Given data:
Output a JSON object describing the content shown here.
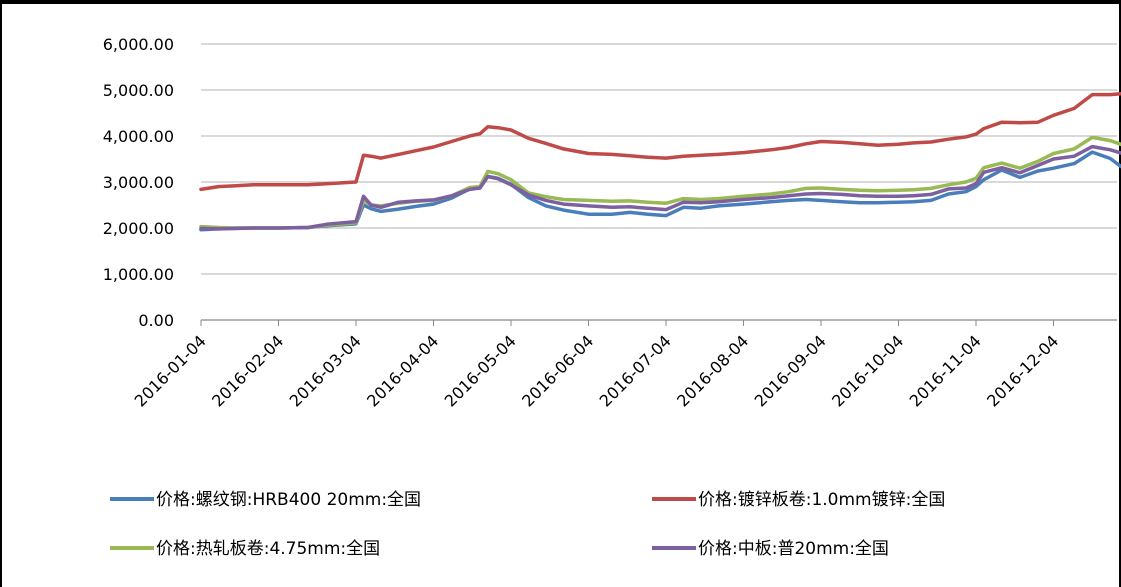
{
  "chart_data": {
    "type": "line",
    "title": "",
    "xlabel": "",
    "ylabel": "",
    "ylim": [
      0,
      6000
    ],
    "y_ticks": [
      "0.00",
      "1,000.00",
      "2,000.00",
      "3,000.00",
      "4,000.00",
      "5,000.00",
      "6,000.00"
    ],
    "y_tick_values": [
      0,
      1000,
      2000,
      3000,
      4000,
      5000,
      6000
    ],
    "x_tick_labels": [
      "2016-01-04",
      "2016-02-04",
      "2016-03-04",
      "2016-04-04",
      "2016-05-04",
      "2016-06-04",
      "2016-07-04",
      "2016-08-04",
      "2016-09-04",
      "2016-10-04",
      "2016-11-04",
      "2016-12-04"
    ],
    "grid": true,
    "legend_position": "bottom",
    "x": [
      "2016-01-04",
      "2016-01-11",
      "2016-01-18",
      "2016-01-25",
      "2016-02-04",
      "2016-02-15",
      "2016-02-22",
      "2016-03-04",
      "2016-03-07",
      "2016-03-10",
      "2016-03-14",
      "2016-03-21",
      "2016-03-28",
      "2016-04-04",
      "2016-04-11",
      "2016-04-18",
      "2016-04-22",
      "2016-04-25",
      "2016-04-29",
      "2016-05-04",
      "2016-05-11",
      "2016-05-18",
      "2016-05-25",
      "2016-06-04",
      "2016-06-13",
      "2016-06-20",
      "2016-06-27",
      "2016-07-04",
      "2016-07-11",
      "2016-07-18",
      "2016-07-25",
      "2016-08-04",
      "2016-08-15",
      "2016-08-22",
      "2016-08-29",
      "2016-09-04",
      "2016-09-12",
      "2016-09-19",
      "2016-09-26",
      "2016-10-04",
      "2016-10-10",
      "2016-10-17",
      "2016-10-24",
      "2016-10-31",
      "2016-11-04",
      "2016-11-07",
      "2016-11-14",
      "2016-11-21",
      "2016-11-28",
      "2016-12-04",
      "2016-12-12",
      "2016-12-19",
      "2016-12-26",
      "2016-12-30"
    ],
    "series": [
      {
        "name": "价格:螺纹钢:HRB400 20mm:全国",
        "color": "#4a7ebb",
        "values": [
          1960,
          1980,
          2000,
          2000,
          2000,
          2010,
          2050,
          2090,
          2500,
          2420,
          2360,
          2410,
          2470,
          2520,
          2650,
          2850,
          2880,
          3120,
          3080,
          2950,
          2660,
          2480,
          2390,
          2300,
          2300,
          2340,
          2300,
          2270,
          2450,
          2430,
          2480,
          2520,
          2570,
          2600,
          2620,
          2600,
          2570,
          2550,
          2550,
          2560,
          2570,
          2600,
          2740,
          2790,
          2900,
          3050,
          3260,
          3100,
          3240,
          3300,
          3400,
          3650,
          3510,
          3340
        ]
      },
      {
        "name": "价格:镀锌板卷:1.0mm镀锌:全国",
        "color": "#be4b48",
        "values": [
          2840,
          2900,
          2920,
          2940,
          2940,
          2940,
          2960,
          3000,
          3580,
          3560,
          3520,
          3600,
          3680,
          3760,
          3880,
          4000,
          4050,
          4200,
          4180,
          4130,
          3950,
          3840,
          3720,
          3620,
          3600,
          3570,
          3540,
          3520,
          3560,
          3580,
          3600,
          3640,
          3700,
          3750,
          3830,
          3880,
          3860,
          3830,
          3800,
          3820,
          3850,
          3870,
          3930,
          3980,
          4040,
          4160,
          4300,
          4290,
          4300,
          4450,
          4600,
          4900,
          4900,
          4920
        ]
      },
      {
        "name": "价格:热轧板卷:4.75mm:全国",
        "color": "#98b954",
        "values": [
          2030,
          2010,
          2000,
          2000,
          2000,
          2010,
          2060,
          2110,
          2600,
          2500,
          2480,
          2540,
          2580,
          2600,
          2700,
          2880,
          2900,
          3230,
          3180,
          3050,
          2760,
          2680,
          2620,
          2600,
          2580,
          2590,
          2560,
          2540,
          2640,
          2620,
          2640,
          2690,
          2740,
          2790,
          2860,
          2870,
          2840,
          2820,
          2810,
          2820,
          2830,
          2860,
          2940,
          3000,
          3080,
          3310,
          3410,
          3300,
          3450,
          3620,
          3720,
          3970,
          3900,
          3820
        ]
      },
      {
        "name": "价格:中板:普20mm:全国",
        "color": "#7d60a0",
        "values": [
          1990,
          1980,
          1990,
          2000,
          2000,
          2010,
          2080,
          2140,
          2690,
          2500,
          2450,
          2560,
          2590,
          2610,
          2700,
          2840,
          2870,
          3120,
          3070,
          2940,
          2720,
          2600,
          2520,
          2480,
          2450,
          2460,
          2430,
          2400,
          2560,
          2550,
          2570,
          2620,
          2660,
          2700,
          2740,
          2750,
          2730,
          2700,
          2690,
          2690,
          2700,
          2730,
          2850,
          2870,
          2960,
          3210,
          3310,
          3200,
          3360,
          3500,
          3560,
          3770,
          3700,
          3630
        ]
      }
    ]
  }
}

What the task asks: In the entries above, some lines may contain the string "name"; report how many, without additional comment.

Problem solution: 4